>> START Dataset content

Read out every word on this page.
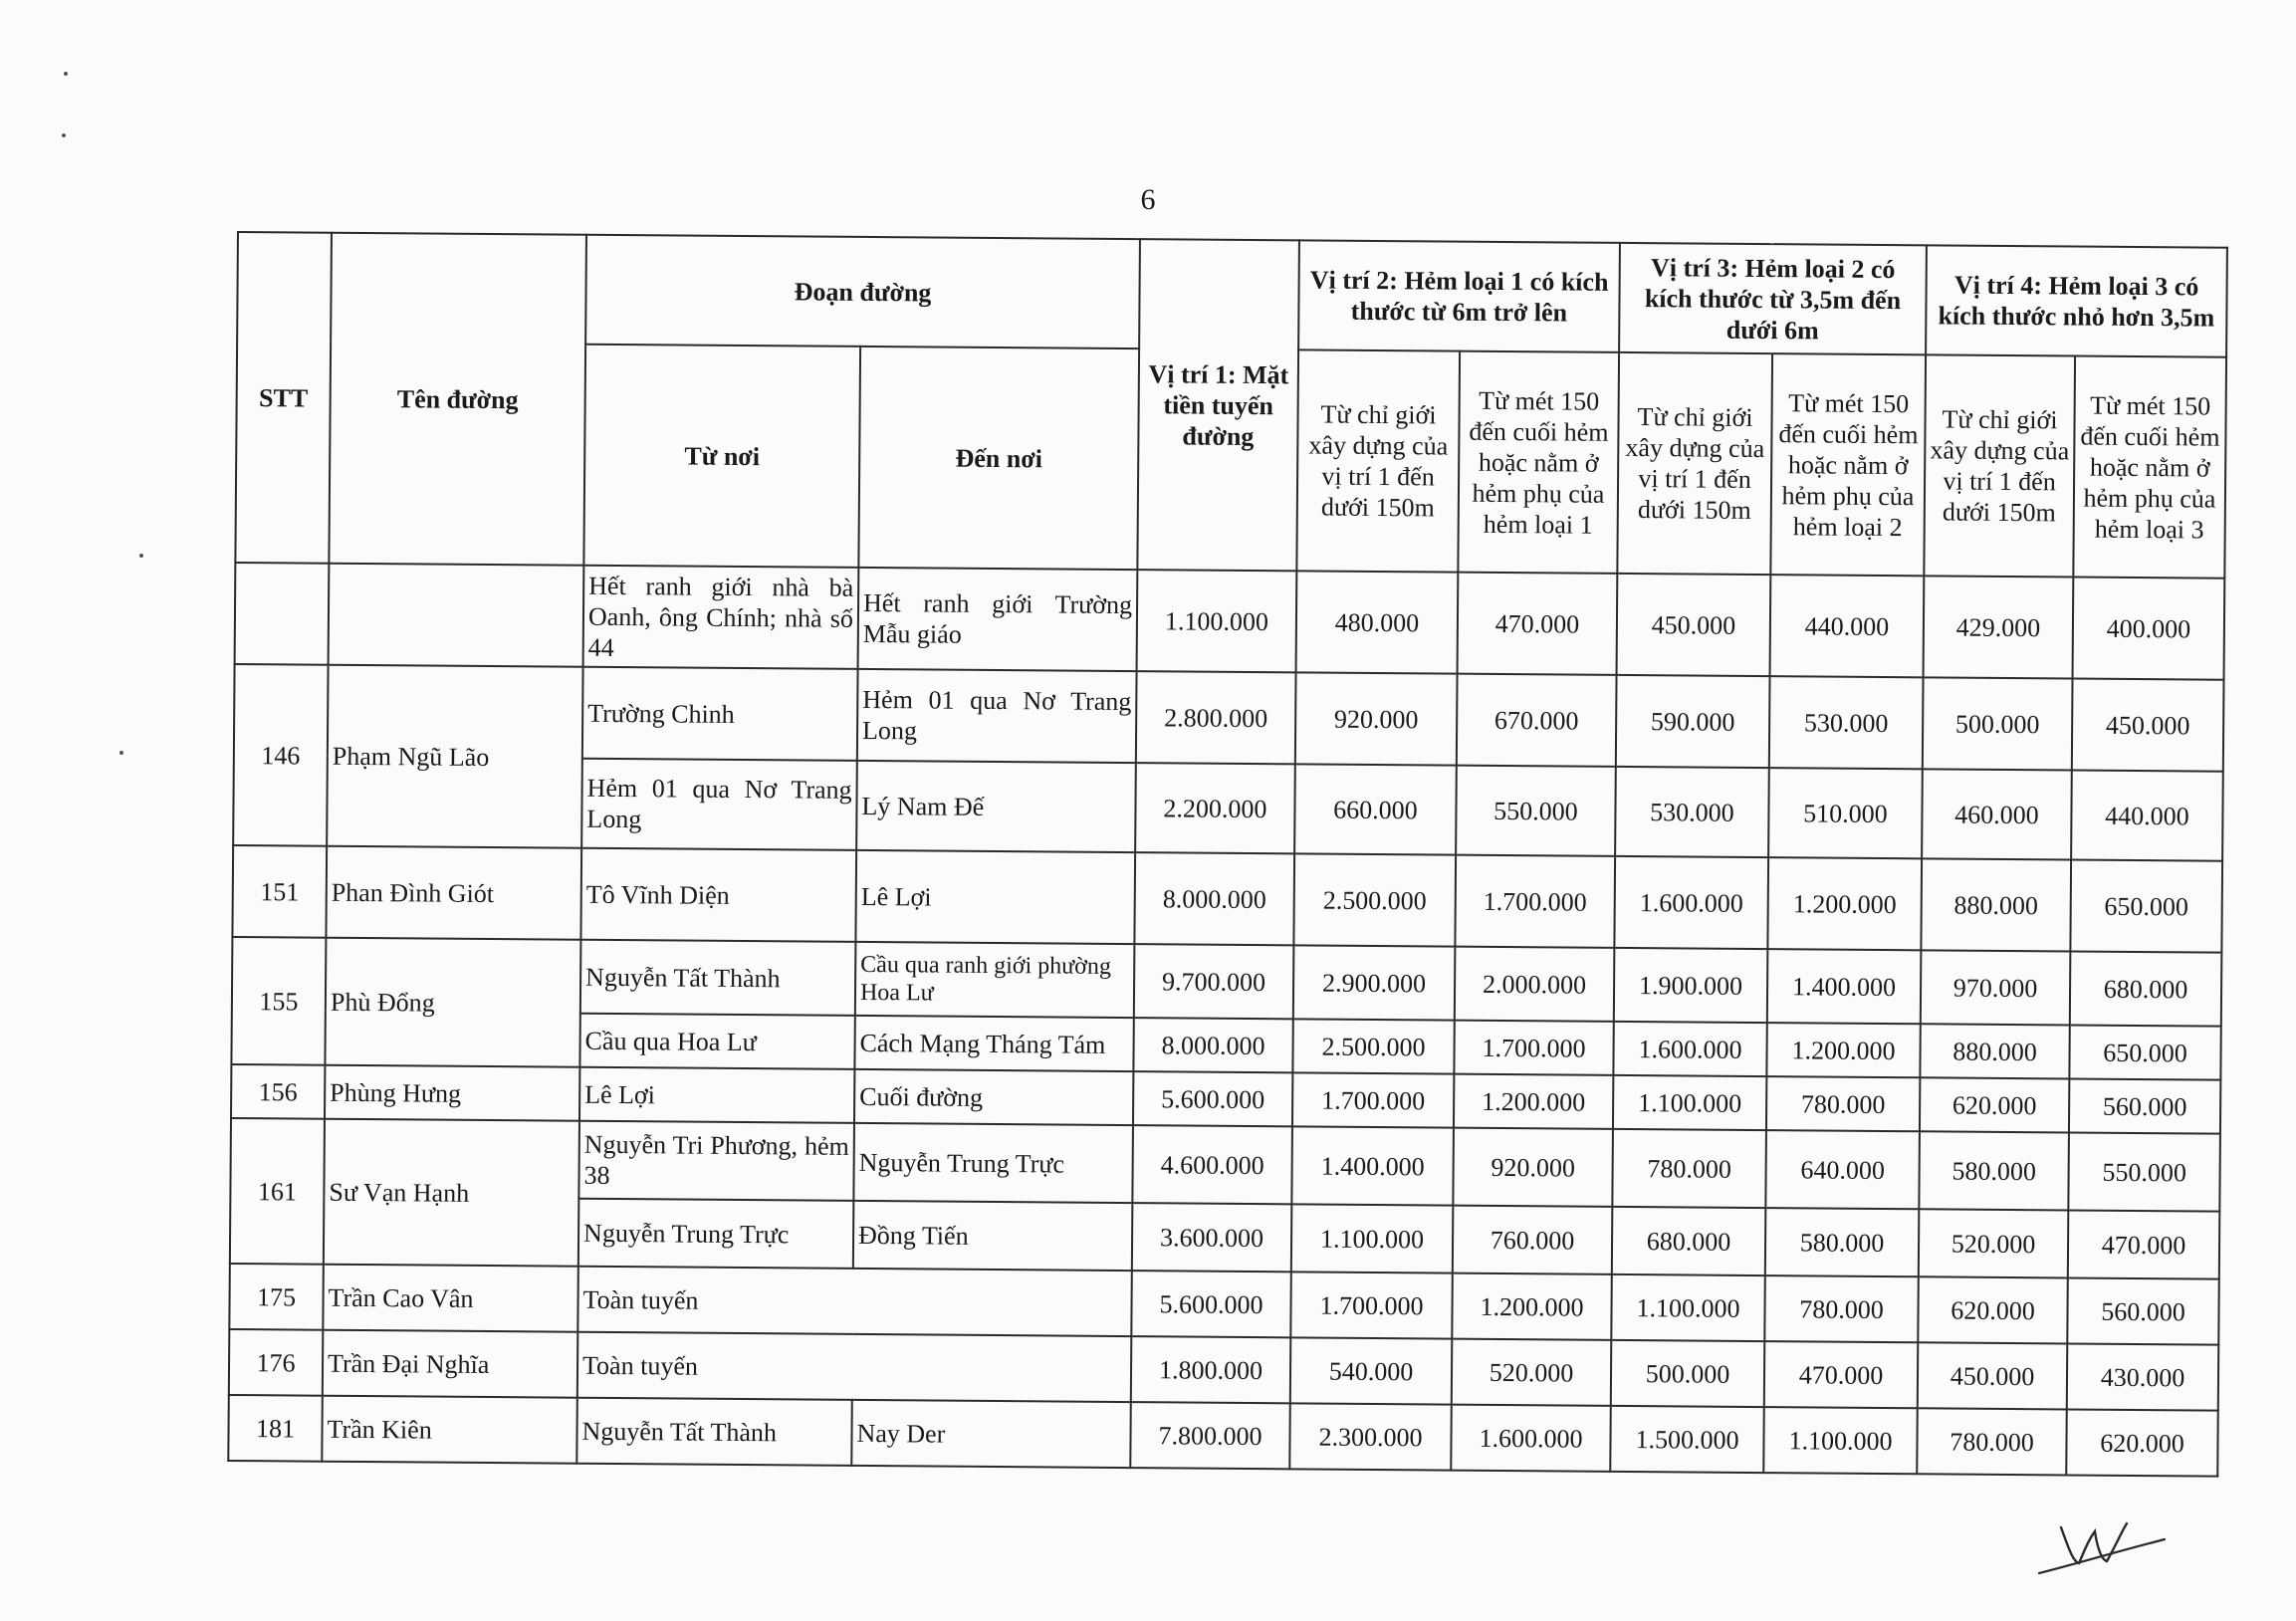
6
STT	Tên đường	Đoạn đường		Vị trí 1: Mặt tiền tuyến đường	Vị trí 2: Hẻm loại 1 có kích thước từ 6m trở lên		Vị trí 3: Hẻm loại 2 có kích thước từ 3,5m đến dưới 6m		Vị trí 4: Hẻm loại 3 có kích thước nhỏ hơn 3,5m	
					Từ chỉ giới xây dựng của vị trí 1 đến dưới 150m	Từ mét 150 đến cuối hẻm hoặc nằm ở hẻm phụ của hẻm loại 1	Từ chỉ giới xây dựng của vị trí 1 đến dưới 150m	Từ mét 150 đến cuối hẻm hoặc nằm ở hẻm phụ của hẻm loại 2	Từ chỉ giới xây dựng của vị trí 1 đến dưới 150m	Từ mét 150 đến cuối hẻm hoặc nằm ở hẻm phụ của hẻm loại 3
		Từ nơi	Đến nơi							
		Hết ranh giới nhà bà Oanh, ông Chính; nhà số 44	Hết ranh giới Trường Mẫu giáo	1.100.000	480.000	470.000	450.000	440.000	429.000	400.000
146	Phạm Ngũ Lão	Trường Chinh	Hẻm 01 qua Nơ Trang Long	2.800.000	920.000	670.000	590.000	530.000	500.000	450.000
		Hẻm 01 qua Nơ Trang Long	Lý Nam Đế	2.200.000	660.000	550.000	530.000	510.000	460.000	440.000
151	Phan Đình Giót	Tô Vĩnh Diện	Lê Lợi	8.000.000	2.500.000	1.700.000	1.600.000	1.200.000	880.000	650.000
155	Phù Đổng	Nguyễn Tất Thành	Cầu qua ranh giới phường Hoa Lư	9.700.000	2.900.000	2.000.000	1.900.000	1.400.000	970.000	680.000
		Cầu qua Hoa Lư	Cách Mạng Tháng Tám	8.000.000	2.500.000	1.700.000	1.600.000	1.200.000	880.000	650.000
156	Phùng Hưng	Lê Lợi	Cuối đường	5.600.000	1.700.000	1.200.000	1.100.000	780.000	620.000	560.000
161	Sư Vạn Hạnh	Nguyễn Tri Phương, hẻm 38	Nguyễn Trung Trực	4.600.000	1.400.000	920.000	780.000	640.000	580.000	550.000
		Nguyễn Trung Trực	Đồng Tiến	3.600.000	1.100.000	760.000	680.000	580.000	520.000	470.000
175	Trần Cao Vân	Toàn tuyến		5.600.000	1.700.000	1.200.000	1.100.000	780.000	620.000	560.000
176	Trần Đại Nghĩa	Toàn tuyến		1.800.000	540.000	520.000	500.000	470.000	450.000	430.000
181	Trần Kiên	Nguyễn Tất Thành	Nay Der	7.800.000	2.300.000	1.600.000	1.500.000	1.100.000	780.000	620.000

>> END Dataset content

> Goal: Copy out the lines that hold "Trang".

> Answer:
146	Phạm Ngũ Lão	Trường Chinh	Hẻm 01 qua Nơ Trang Long	2.800.000	920.000	670.000	590.000	530.000	500.000	450.000
		Hẻm 01 qua Nơ Trang Long	Lý Nam Đế	2.200.000	660.000	550.000	530.000	510.000	460.000	440.000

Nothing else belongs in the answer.